INSTRUCTION:
Give the count of lines containing the string "例如衣服是否褶皱", with no other output.

PROVIDED MATERIAL:
◆ ◆ ◆

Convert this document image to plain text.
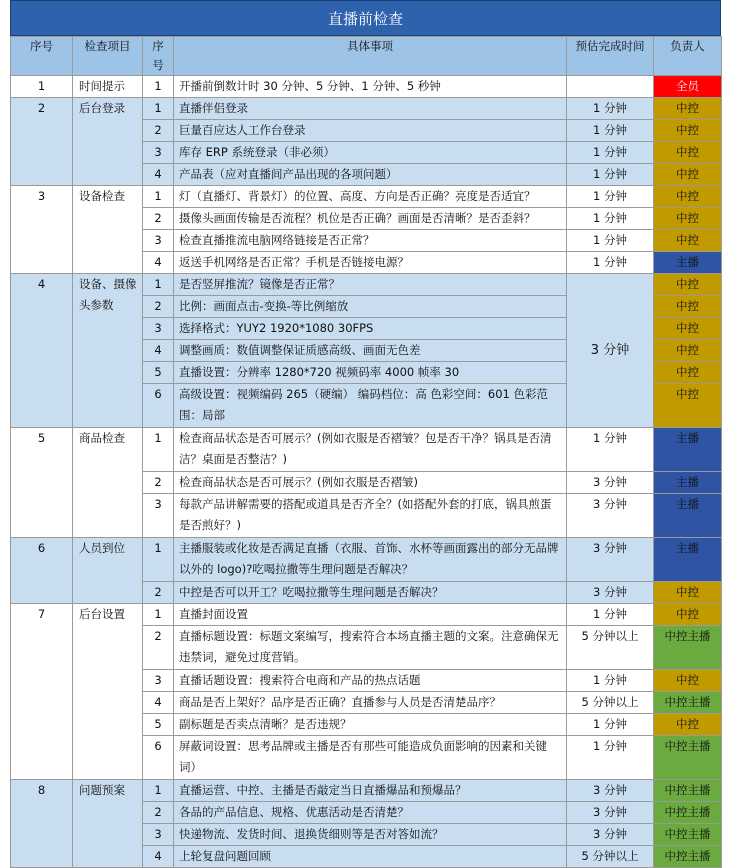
直播前检查
序号	检查项目	序号	具体事项	预估完成时间	负责人
1	时间提示	1	开播前倒数计时 30 分钟、5 分钟、1 分钟、5 秒钟		全员
2	后台登录	1	直播伴侣登录	1 分钟	中控
		2	巨量百应达人工作台登录	1 分钟	中控
		3	库存 ERP 系统登录（非必须）	1 分钟	中控
		4	产品表（应对直播间产品出现的各项问题）	1 分钟	中控
3	设备检查	1	灯（直播灯、背景灯）的位置、高度、方向是否正确？亮度是否适宜？	1 分钟	中控
		2	摄像头画面传输是否流程？机位是否正确？画面是否清晰？是否歪斜？	1 分钟	中控
		3	检查直播推流电脑网络链接是否正常？	1 分钟	中控
		4	返送手机网络是否正常？手机是否链接电源？	1 分钟	主播
4	设备、摄像头参数	1	是否竖屏推流？镜像是否正常？	3 分钟	中控
		2	比例：画面点击-变换-等比例缩放		中控
		3	选择格式：YUY2 1920*1080 30FPS		中控
		4	调整画质：数值调整保证质感高级、画面无色差		中控
		5	直播设置：分辨率 1280*720 视频码率 4000 帧率 30		中控
		6	高级设置：视频编码 265（硬编） 编码档位：高 色彩空间：601 色彩范围：局部		中控
5	商品检查	1	检查商品状态是否可展示？(例如衣服是否褶皱？包是否干净？锅具是否清洁？桌面是否整洁？)	1 分钟	主播
		2	检查商品状态是否可展示？(例如衣服是否褶皱)	3 分钟	主播
		3	每款产品讲解需要的搭配或道具是否齐全？(如搭配外套的打底，锅具煎蛋是否煎好？)	3 分钟	主播
6	人员到位	1	主播服装或化妆是否满足直播（衣服、首饰、水杯等画面露出的部分无品牌以外的 logo)?吃喝拉撒等生理问题是否解决？	3 分钟	主播
		2	中控是否可以开工？吃喝拉撒等生理问题是否解决？	3 分钟	中控
7	后台设置	1	直播封面设置	1 分钟	中控
		2	直播标题设置：标题文案编写，搜索符合本场直播主题的文案。注意确保无违禁词，避免过度营销。	5 分钟以上	中控主播
		3	直播话题设置：搜索符合电商和产品的热点话题	1 分钟	中控
		4	商品是否上架好？品序是否正确？直播参与人员是否清楚品序？	5 分钟以上	中控主播
		5	副标题是否卖点清晰？是否违规？	1 分钟	中控
		6	屏蔽词设置：思考品牌或主播是否有那些可能造成负面影响的因素和关键词）	1 分钟	中控主播
8	问题预案	1	直播运营、中控、主播是否敲定当日直播爆品和预爆品？	3 分钟	中控主播
		2	各品的产品信息、规格、优惠活动是否清楚？	3 分钟	中控主播
		3	快递物流、发货时间、退换货细则等是否对答如流？	3 分钟	中控主播
		4	上轮复盘问题回顾	5 分钟以上	中控主播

◆ ◆ ◆

SOLUTION:
2